-- Work required --
Collect each line holding the string "axis".

-- Listed entries --
%%

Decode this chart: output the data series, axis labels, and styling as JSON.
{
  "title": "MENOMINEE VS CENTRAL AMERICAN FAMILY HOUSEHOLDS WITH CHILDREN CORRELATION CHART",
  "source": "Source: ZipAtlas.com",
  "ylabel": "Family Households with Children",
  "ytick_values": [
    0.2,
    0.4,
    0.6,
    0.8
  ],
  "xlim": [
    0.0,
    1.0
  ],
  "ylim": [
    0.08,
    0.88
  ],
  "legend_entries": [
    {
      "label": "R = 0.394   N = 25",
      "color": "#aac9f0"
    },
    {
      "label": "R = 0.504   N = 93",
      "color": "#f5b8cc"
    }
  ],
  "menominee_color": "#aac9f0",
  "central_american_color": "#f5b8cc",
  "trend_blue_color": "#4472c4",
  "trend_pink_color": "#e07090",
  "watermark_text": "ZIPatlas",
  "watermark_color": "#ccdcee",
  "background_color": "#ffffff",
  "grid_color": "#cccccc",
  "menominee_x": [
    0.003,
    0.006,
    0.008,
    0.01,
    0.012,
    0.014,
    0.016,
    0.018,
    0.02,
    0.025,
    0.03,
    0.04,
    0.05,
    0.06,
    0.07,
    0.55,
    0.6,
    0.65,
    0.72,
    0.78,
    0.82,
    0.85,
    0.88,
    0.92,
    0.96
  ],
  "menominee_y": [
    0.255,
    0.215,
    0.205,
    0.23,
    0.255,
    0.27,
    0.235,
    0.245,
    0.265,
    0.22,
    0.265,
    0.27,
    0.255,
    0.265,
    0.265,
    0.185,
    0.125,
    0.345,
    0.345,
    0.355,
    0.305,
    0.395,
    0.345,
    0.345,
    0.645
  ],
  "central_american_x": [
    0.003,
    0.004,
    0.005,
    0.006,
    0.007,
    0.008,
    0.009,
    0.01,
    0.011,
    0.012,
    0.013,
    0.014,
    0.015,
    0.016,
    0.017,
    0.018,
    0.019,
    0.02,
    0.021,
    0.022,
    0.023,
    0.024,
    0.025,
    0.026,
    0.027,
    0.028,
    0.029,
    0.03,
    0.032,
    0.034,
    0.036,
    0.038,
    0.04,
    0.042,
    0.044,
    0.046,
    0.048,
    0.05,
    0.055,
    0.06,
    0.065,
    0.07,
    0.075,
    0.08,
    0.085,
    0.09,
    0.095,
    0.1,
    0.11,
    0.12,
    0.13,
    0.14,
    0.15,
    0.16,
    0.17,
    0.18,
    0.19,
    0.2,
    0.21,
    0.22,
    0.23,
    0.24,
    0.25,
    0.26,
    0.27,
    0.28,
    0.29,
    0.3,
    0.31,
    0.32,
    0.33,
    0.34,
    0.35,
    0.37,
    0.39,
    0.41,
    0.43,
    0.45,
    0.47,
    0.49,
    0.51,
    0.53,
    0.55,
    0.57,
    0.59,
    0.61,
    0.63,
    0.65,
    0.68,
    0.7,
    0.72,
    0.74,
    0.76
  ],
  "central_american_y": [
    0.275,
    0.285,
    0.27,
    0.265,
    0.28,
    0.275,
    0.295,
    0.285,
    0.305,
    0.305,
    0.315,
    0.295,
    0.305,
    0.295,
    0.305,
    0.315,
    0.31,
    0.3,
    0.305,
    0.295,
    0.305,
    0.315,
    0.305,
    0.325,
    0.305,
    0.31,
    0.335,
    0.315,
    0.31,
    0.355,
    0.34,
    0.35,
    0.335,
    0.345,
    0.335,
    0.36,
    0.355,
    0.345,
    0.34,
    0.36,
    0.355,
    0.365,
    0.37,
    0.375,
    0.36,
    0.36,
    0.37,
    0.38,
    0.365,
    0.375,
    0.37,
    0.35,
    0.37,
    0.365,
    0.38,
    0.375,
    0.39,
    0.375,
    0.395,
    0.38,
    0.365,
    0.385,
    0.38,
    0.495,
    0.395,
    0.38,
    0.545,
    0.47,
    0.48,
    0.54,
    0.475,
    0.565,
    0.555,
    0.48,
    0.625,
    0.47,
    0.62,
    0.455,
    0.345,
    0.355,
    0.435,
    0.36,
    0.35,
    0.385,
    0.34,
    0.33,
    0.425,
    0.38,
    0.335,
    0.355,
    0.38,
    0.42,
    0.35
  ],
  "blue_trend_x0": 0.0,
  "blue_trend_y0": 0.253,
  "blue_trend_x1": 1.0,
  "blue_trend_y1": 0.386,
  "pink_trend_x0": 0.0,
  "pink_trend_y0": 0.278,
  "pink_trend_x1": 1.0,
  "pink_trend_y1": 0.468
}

%%
%%

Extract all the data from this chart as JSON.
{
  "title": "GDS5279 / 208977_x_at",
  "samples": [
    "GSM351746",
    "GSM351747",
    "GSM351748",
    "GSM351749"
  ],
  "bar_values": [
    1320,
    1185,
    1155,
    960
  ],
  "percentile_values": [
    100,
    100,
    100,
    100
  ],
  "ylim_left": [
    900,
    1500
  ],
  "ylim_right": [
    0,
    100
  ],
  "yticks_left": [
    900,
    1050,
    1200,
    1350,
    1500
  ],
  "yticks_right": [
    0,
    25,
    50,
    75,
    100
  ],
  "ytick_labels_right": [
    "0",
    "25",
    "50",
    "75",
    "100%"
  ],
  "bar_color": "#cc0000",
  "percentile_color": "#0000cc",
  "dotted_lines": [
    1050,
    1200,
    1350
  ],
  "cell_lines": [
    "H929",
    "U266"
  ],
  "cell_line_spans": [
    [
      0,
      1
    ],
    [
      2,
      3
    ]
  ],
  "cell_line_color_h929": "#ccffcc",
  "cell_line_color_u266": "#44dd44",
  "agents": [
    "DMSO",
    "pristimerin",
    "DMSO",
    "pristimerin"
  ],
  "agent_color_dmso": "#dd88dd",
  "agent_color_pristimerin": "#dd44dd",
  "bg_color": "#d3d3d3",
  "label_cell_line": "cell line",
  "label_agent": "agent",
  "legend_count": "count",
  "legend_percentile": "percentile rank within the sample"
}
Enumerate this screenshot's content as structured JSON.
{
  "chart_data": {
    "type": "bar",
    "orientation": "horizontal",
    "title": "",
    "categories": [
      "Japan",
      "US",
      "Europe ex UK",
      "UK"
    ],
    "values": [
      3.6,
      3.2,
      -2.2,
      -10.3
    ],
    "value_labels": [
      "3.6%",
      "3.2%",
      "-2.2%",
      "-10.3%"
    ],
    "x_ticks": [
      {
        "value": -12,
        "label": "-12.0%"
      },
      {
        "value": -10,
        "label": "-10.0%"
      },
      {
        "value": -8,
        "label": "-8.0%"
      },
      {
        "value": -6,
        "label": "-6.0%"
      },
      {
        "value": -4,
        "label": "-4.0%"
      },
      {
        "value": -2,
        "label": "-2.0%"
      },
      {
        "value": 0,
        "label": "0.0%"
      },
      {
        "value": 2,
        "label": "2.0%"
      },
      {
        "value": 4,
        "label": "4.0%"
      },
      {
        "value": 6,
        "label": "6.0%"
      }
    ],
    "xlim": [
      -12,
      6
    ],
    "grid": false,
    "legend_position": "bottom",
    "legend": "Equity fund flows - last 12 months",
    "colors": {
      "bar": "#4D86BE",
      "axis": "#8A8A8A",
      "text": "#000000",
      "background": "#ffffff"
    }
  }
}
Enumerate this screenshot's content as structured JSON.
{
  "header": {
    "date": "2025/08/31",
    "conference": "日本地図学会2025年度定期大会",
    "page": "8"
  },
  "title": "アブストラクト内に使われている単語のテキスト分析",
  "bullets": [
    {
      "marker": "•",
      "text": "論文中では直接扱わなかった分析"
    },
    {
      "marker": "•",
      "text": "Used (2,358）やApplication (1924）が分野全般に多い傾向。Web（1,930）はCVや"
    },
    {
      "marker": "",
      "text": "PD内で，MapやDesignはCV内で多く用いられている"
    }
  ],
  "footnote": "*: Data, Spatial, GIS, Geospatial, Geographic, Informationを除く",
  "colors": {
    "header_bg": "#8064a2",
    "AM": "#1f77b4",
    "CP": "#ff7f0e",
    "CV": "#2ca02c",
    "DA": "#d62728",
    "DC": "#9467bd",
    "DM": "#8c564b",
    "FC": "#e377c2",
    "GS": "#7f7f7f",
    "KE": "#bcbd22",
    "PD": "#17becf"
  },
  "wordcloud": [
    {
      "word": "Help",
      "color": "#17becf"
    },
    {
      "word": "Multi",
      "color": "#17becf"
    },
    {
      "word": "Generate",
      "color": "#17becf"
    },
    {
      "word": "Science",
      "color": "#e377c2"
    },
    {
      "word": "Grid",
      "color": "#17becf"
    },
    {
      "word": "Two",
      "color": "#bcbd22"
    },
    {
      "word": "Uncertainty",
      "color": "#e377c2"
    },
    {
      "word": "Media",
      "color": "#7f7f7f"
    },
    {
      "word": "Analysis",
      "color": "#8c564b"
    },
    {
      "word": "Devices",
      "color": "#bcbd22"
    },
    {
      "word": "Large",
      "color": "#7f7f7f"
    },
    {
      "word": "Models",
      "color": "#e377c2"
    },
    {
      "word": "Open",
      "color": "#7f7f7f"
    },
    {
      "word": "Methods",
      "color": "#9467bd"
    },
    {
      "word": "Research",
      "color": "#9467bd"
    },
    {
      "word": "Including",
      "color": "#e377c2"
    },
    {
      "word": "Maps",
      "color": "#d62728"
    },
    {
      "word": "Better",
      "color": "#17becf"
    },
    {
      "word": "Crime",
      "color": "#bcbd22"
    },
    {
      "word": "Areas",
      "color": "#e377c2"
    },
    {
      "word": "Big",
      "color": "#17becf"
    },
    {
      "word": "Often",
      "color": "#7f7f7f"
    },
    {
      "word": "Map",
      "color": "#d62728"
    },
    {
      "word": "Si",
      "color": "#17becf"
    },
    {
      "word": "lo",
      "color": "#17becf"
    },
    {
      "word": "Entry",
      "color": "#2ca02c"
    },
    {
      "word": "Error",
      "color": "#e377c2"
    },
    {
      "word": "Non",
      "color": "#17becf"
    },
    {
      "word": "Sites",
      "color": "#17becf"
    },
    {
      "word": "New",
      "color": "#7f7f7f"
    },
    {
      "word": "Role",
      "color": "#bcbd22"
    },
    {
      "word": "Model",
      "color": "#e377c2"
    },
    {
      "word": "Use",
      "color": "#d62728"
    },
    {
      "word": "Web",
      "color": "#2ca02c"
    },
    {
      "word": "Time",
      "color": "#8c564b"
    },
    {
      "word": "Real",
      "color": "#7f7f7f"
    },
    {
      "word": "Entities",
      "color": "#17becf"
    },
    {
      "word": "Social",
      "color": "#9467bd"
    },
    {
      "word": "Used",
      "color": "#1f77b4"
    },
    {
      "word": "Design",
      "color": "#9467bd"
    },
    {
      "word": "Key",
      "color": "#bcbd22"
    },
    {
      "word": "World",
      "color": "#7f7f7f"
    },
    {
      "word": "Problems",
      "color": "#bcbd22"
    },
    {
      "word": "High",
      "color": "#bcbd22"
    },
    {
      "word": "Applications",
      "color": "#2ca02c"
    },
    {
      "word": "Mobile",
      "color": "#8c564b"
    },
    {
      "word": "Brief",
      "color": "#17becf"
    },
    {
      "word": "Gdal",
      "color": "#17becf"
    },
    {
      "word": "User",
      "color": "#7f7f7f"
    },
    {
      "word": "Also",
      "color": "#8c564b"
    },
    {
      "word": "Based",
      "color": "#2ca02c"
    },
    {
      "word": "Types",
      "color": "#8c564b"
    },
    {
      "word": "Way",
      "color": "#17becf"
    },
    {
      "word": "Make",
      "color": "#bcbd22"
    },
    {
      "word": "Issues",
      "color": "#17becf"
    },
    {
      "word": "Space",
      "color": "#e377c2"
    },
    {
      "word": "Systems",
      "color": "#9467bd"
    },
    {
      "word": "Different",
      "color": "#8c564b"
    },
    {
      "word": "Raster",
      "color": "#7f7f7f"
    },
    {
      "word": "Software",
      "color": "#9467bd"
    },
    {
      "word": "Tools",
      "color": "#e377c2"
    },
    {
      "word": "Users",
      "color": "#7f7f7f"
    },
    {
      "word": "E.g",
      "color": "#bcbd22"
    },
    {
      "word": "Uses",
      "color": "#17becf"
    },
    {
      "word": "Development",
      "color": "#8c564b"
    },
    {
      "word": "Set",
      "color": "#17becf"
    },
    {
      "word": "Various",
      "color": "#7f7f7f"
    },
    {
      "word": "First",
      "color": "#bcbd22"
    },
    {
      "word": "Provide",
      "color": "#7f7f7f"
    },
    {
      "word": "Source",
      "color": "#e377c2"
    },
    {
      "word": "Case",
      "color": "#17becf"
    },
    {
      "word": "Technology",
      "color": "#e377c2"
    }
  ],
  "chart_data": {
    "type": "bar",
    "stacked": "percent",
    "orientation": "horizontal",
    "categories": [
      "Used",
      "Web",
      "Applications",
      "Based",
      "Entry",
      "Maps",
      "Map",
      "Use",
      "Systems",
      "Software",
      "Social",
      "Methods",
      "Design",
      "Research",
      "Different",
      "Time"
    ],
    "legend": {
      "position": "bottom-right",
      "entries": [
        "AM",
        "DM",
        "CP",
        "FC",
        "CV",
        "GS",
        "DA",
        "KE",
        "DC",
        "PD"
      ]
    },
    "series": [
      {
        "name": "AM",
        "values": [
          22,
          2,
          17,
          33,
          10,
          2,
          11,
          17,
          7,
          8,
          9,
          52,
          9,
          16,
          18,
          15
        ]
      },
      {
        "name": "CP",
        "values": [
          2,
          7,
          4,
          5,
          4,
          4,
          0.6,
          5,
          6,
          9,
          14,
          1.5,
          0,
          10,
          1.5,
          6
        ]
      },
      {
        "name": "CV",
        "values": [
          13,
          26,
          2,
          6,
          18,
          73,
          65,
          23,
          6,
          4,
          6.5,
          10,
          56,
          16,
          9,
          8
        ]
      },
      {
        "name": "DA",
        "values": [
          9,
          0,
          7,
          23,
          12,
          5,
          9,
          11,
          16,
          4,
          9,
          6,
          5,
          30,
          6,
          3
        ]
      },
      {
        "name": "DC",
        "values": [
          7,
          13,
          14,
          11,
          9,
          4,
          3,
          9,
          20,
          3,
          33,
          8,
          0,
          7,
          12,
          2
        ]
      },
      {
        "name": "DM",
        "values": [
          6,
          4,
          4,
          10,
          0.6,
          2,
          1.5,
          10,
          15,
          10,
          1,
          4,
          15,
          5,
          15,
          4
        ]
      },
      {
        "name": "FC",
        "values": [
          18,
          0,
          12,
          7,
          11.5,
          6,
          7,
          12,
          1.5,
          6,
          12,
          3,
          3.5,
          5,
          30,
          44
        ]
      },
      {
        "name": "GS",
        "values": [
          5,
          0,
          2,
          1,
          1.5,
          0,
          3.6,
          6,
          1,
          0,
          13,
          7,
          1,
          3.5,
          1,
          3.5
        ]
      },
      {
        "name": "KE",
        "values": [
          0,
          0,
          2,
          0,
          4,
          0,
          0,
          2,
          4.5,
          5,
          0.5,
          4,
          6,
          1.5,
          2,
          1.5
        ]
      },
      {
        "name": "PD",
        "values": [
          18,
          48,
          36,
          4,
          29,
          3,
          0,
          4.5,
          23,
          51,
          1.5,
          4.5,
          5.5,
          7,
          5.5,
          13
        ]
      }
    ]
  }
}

%%

-- Response to the exercise --
Decode this chart: output the data series, axis labels, and styling as JSON.
      "axis": "#8A8A8A",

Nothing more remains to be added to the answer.